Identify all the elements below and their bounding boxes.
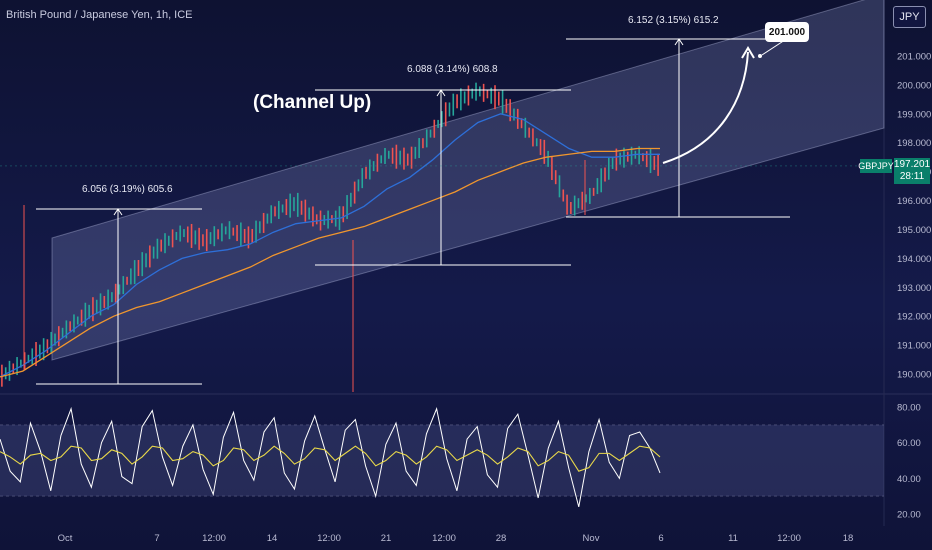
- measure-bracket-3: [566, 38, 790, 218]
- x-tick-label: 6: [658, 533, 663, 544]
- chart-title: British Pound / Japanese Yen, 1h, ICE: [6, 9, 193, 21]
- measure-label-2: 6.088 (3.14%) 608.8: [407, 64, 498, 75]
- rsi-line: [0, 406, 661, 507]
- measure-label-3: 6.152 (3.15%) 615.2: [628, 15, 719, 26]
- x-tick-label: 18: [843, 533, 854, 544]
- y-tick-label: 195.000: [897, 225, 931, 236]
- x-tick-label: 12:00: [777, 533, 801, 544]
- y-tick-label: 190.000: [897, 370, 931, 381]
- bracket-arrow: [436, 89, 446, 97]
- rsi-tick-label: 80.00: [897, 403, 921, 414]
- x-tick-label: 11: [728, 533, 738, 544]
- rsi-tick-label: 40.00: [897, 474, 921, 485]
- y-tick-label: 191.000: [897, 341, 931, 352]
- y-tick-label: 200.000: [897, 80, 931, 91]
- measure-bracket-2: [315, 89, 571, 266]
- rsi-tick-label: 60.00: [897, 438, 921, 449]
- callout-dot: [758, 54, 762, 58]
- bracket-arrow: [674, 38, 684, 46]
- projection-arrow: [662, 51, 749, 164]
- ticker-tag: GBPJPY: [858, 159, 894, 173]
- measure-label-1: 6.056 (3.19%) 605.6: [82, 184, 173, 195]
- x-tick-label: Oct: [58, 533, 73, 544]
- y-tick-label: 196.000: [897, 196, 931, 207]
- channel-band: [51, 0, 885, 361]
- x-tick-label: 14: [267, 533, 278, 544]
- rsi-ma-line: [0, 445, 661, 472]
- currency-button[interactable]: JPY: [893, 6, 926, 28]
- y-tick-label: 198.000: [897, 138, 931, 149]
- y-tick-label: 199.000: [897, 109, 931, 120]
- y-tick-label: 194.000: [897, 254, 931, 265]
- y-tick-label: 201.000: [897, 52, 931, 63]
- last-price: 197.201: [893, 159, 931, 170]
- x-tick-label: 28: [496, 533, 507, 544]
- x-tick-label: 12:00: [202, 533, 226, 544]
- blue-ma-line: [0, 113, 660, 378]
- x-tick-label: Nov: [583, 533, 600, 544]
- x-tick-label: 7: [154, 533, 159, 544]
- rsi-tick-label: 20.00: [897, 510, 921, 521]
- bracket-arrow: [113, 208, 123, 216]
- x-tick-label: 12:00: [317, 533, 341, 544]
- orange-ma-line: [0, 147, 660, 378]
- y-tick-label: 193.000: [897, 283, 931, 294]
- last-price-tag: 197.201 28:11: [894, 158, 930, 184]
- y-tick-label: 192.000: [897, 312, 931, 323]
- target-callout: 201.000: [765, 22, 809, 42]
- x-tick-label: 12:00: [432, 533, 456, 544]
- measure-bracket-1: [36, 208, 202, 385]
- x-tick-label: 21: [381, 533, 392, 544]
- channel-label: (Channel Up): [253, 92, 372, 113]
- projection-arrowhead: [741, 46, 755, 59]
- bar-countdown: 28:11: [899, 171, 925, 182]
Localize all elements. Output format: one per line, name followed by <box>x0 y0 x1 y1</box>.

********

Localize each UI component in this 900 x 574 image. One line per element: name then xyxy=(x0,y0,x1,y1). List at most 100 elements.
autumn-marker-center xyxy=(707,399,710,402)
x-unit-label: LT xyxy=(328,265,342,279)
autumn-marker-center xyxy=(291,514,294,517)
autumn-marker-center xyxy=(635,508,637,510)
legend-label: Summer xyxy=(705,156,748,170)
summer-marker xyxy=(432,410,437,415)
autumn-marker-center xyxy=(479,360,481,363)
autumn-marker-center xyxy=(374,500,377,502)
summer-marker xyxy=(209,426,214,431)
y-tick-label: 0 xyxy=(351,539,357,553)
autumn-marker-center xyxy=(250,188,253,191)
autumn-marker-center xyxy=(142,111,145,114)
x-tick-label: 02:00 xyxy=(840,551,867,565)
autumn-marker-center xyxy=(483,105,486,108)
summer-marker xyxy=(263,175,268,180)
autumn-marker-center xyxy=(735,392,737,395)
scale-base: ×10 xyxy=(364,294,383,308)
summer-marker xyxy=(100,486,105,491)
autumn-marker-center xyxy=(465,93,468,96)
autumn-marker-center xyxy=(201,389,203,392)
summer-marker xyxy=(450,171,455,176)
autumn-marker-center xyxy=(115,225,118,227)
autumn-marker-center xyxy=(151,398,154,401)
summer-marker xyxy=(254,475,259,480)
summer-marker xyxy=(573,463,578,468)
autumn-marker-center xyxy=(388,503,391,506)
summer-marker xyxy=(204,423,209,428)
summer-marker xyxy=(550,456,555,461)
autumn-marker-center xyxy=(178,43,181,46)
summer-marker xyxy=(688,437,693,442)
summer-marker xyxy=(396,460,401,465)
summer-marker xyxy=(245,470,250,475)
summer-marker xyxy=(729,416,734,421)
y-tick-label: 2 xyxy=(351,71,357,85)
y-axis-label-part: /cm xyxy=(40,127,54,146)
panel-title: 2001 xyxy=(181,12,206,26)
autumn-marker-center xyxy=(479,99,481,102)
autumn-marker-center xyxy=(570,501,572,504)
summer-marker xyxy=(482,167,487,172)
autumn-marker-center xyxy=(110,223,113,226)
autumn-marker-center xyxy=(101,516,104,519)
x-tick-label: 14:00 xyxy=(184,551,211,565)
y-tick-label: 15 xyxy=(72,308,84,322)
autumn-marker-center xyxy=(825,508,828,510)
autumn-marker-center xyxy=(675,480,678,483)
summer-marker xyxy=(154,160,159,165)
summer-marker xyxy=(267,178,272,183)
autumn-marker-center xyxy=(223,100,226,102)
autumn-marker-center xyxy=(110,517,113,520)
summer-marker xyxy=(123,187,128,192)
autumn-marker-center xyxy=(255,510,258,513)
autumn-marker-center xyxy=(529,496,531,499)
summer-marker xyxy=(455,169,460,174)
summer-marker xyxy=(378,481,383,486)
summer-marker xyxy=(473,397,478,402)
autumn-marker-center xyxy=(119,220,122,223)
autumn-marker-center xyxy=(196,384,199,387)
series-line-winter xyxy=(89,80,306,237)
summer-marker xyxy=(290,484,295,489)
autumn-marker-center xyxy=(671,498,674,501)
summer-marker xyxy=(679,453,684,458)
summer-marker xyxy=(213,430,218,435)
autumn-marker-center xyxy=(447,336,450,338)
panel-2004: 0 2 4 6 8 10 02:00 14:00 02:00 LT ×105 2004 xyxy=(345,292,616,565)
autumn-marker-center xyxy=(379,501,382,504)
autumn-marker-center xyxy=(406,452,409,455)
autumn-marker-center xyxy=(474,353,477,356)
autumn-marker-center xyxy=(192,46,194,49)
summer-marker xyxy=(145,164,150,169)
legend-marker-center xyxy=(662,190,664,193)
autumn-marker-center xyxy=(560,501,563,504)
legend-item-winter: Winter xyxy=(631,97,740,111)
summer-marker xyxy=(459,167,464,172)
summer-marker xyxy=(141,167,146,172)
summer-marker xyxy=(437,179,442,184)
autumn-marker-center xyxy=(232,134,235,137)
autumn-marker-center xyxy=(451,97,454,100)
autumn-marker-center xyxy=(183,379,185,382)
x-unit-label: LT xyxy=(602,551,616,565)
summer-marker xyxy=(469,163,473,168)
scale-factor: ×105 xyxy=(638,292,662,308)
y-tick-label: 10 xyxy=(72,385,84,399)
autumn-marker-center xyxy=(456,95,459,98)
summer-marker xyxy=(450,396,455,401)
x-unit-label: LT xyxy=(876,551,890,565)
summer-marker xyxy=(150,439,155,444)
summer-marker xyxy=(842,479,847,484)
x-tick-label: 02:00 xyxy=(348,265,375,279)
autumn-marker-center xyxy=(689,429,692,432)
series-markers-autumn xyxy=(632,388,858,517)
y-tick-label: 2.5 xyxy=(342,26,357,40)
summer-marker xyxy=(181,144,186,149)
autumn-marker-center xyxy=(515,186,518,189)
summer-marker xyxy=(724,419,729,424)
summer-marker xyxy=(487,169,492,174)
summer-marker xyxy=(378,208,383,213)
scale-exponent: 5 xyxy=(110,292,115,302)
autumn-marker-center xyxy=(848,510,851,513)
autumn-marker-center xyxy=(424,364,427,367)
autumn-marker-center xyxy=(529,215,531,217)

********

**SHORT TASK:** Return the lines of the first block of entries, starting at the line that contains "- measure-bracket-3: [566, 38, 790, 218]" and stopping after the line that contains "- rsi-tick-label: 60.00: [897, 438, 921, 449]". Copy each line without any change.

**COMPLETE RESPONSE:**
- measure-bracket-3: [566, 38, 790, 218]
- x-tick-label: 6: [658, 533, 663, 544]
- chart-title: British Pound / Japanese Yen, 1h, ICE: [6, 9, 193, 21]
- measure-label-2: 6.088 (3.14%) 608.8: [407, 64, 498, 75]
- rsi-line: [0, 406, 661, 507]
- measure-label-3: 6.152 (3.15%) 615.2: [628, 15, 719, 26]
- x-tick-label: 18: [843, 533, 854, 544]
- y-tick-label: 195.000: [897, 225, 931, 236]
- x-tick-label: 12:00: [777, 533, 801, 544]
- y-tick-label: 190.000: [897, 370, 931, 381]
- bracket-arrow: [436, 89, 446, 97]
- rsi-tick-label: 80.00: [897, 403, 921, 414]
- x-tick-label: 11: [728, 533, 738, 544]
- rsi-tick-label: 40.00: [897, 474, 921, 485]
- y-tick-label: 191.000: [897, 341, 931, 352]
- y-tick-label: 200.000: [897, 80, 931, 91]
- measure-bracket-2: [315, 89, 571, 266]
- rsi-tick-label: 60.00: [897, 438, 921, 449]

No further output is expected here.